DATA PROVIDED:
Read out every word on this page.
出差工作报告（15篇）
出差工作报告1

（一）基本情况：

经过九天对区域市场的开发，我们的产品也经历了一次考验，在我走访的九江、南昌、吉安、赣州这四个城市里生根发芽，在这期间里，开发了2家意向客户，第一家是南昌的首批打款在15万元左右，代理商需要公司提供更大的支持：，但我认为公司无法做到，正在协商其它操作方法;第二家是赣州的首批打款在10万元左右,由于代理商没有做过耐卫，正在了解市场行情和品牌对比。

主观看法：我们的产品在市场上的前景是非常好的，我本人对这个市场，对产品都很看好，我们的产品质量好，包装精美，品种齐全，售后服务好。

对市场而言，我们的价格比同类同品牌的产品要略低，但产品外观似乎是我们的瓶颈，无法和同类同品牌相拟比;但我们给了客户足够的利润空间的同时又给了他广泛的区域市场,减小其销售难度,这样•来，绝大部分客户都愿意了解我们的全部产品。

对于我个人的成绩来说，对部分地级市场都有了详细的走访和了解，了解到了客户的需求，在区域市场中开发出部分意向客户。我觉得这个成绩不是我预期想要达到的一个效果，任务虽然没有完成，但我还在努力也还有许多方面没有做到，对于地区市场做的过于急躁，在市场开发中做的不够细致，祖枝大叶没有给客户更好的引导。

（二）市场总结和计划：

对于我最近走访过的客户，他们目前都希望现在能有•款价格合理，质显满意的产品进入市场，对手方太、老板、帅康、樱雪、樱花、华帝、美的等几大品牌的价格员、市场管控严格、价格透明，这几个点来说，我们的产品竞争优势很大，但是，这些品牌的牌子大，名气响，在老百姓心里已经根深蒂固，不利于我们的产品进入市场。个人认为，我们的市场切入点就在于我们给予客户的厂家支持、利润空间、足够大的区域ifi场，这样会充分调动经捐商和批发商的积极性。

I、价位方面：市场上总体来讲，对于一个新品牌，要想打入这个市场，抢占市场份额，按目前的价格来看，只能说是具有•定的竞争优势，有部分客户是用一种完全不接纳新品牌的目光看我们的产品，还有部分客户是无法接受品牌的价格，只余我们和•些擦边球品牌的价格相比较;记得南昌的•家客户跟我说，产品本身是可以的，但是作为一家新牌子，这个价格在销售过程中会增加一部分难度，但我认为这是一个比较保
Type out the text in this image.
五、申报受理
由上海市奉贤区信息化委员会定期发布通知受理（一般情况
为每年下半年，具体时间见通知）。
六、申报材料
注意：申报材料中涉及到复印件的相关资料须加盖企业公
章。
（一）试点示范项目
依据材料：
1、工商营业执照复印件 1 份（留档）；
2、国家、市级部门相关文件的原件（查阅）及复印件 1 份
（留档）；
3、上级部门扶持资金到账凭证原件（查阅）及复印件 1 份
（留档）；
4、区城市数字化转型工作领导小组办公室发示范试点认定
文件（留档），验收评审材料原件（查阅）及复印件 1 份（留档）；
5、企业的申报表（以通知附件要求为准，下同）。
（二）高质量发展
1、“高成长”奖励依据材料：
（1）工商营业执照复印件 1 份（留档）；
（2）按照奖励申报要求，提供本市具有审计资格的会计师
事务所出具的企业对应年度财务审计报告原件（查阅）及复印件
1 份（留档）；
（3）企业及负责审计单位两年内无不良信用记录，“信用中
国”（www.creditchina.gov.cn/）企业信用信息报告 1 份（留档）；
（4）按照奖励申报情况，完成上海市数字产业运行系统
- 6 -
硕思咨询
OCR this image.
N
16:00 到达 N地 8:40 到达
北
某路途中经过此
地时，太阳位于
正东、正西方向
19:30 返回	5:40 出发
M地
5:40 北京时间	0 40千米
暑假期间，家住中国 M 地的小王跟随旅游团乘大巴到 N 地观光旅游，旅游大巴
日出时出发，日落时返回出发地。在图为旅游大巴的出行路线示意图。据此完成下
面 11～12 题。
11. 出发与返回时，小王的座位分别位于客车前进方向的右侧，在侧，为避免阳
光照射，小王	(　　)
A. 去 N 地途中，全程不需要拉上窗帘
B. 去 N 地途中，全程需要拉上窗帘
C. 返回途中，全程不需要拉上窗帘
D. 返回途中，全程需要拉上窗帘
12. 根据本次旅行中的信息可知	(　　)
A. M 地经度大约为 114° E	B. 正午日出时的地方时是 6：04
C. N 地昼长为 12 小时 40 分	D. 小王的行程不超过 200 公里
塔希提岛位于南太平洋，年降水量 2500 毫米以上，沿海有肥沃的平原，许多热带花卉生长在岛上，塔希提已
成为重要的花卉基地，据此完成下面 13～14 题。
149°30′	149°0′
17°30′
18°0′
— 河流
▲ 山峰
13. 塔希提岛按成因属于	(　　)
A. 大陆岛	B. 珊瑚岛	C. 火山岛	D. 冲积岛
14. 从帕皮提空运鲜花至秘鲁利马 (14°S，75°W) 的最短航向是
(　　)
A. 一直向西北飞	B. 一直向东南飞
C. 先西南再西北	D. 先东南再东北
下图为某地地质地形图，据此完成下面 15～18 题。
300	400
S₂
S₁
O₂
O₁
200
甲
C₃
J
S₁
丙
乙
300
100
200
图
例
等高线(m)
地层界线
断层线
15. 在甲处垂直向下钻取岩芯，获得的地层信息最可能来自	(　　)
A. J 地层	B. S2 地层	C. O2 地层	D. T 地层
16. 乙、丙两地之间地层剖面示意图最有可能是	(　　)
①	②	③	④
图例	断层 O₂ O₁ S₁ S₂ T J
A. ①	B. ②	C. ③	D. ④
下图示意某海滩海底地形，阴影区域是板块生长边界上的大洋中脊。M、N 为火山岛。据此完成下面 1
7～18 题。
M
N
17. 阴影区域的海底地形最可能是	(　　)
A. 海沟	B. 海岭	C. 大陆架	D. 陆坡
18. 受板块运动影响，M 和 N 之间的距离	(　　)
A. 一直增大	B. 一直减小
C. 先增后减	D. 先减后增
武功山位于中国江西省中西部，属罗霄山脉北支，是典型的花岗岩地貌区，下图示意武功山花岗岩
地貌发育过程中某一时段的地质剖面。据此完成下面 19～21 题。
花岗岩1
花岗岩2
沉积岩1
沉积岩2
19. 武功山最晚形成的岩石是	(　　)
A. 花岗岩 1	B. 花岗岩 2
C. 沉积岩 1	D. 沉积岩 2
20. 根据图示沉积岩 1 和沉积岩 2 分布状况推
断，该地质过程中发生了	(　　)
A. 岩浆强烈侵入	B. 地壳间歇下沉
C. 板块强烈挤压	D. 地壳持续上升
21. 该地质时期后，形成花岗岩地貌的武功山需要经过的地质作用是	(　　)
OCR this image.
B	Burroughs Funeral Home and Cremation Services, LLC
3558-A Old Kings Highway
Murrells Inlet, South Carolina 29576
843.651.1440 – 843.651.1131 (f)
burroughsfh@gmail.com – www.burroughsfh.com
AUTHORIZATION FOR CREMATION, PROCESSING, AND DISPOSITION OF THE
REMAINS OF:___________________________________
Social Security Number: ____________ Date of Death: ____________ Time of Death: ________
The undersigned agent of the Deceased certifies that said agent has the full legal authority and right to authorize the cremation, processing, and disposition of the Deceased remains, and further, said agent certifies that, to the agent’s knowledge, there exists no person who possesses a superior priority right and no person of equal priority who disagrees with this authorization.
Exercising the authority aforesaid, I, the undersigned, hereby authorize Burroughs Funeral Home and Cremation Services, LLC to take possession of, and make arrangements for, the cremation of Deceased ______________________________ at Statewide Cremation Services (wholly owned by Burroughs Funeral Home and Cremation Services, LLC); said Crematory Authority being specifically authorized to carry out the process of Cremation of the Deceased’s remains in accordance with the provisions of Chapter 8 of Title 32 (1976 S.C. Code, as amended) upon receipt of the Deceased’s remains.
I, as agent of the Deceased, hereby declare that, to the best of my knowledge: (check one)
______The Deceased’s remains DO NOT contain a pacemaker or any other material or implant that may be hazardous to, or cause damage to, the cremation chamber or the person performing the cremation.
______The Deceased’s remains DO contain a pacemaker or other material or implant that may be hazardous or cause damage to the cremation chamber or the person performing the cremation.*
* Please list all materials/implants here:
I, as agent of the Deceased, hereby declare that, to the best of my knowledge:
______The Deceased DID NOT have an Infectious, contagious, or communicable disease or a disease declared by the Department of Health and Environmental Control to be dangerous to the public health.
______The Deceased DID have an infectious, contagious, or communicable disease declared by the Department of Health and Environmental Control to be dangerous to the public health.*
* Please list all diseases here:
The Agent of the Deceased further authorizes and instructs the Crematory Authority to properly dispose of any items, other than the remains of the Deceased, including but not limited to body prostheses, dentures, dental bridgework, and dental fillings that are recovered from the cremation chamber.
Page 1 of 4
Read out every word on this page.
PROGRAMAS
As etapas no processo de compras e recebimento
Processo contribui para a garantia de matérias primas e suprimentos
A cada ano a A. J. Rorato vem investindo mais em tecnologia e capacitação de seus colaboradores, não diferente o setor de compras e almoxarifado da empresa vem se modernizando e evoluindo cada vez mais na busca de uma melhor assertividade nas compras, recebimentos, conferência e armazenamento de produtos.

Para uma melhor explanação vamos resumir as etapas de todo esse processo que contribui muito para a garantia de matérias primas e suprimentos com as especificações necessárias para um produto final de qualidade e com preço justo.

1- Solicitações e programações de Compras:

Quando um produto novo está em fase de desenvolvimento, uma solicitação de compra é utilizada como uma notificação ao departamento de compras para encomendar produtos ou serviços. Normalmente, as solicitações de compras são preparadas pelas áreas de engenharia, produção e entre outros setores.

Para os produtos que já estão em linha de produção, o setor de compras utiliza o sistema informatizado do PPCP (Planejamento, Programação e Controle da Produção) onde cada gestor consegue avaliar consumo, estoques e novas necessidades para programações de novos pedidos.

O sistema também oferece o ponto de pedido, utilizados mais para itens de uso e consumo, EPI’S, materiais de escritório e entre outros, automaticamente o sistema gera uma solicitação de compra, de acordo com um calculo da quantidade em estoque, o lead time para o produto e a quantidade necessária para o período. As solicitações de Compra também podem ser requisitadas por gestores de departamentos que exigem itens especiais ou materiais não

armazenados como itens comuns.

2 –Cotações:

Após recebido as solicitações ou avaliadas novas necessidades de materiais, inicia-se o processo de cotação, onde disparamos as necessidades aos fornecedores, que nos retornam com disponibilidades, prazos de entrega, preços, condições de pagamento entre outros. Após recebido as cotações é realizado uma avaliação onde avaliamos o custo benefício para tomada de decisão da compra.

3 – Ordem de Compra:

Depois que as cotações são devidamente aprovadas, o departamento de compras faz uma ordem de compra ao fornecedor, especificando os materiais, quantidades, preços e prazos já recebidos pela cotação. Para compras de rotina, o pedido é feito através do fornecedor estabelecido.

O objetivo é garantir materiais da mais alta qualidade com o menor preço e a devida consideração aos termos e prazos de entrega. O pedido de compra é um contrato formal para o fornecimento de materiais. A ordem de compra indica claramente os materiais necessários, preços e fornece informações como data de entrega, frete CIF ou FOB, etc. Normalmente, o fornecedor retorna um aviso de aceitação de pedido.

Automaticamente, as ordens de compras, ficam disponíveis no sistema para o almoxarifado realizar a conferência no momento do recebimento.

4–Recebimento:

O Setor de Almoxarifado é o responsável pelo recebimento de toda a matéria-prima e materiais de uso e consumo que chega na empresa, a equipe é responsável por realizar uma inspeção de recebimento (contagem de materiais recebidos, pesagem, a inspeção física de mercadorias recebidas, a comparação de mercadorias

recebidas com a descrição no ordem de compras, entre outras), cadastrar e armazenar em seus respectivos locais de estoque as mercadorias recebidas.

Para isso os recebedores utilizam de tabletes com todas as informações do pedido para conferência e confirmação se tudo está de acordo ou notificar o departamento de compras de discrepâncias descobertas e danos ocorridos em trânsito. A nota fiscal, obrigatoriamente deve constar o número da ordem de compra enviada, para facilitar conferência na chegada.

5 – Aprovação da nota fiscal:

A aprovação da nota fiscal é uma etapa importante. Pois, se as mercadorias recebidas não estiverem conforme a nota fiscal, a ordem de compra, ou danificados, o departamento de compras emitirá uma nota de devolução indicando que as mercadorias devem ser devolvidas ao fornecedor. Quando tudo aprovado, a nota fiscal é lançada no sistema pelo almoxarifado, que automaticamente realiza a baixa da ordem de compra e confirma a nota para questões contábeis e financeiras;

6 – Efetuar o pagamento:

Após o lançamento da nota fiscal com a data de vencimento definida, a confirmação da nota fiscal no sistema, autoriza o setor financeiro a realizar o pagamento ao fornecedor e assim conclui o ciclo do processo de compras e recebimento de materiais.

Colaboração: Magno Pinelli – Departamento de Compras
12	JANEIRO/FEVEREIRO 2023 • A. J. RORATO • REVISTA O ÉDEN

YOUR GOAL:
Report each line in the preceding entries that holds the string "pacemaker".

COMPLETED EXERCISE:
______The Deceased’s remains DO NOT contain a pacemaker or any other material or implant that may be hazardous to, or cause damage to, the cremation chamber or the person performing the cremation.
______The Deceased’s remains DO contain a pacemaker or other material or implant that may be hazardous or cause damage to the cremation chamber or the person performing the cremation.*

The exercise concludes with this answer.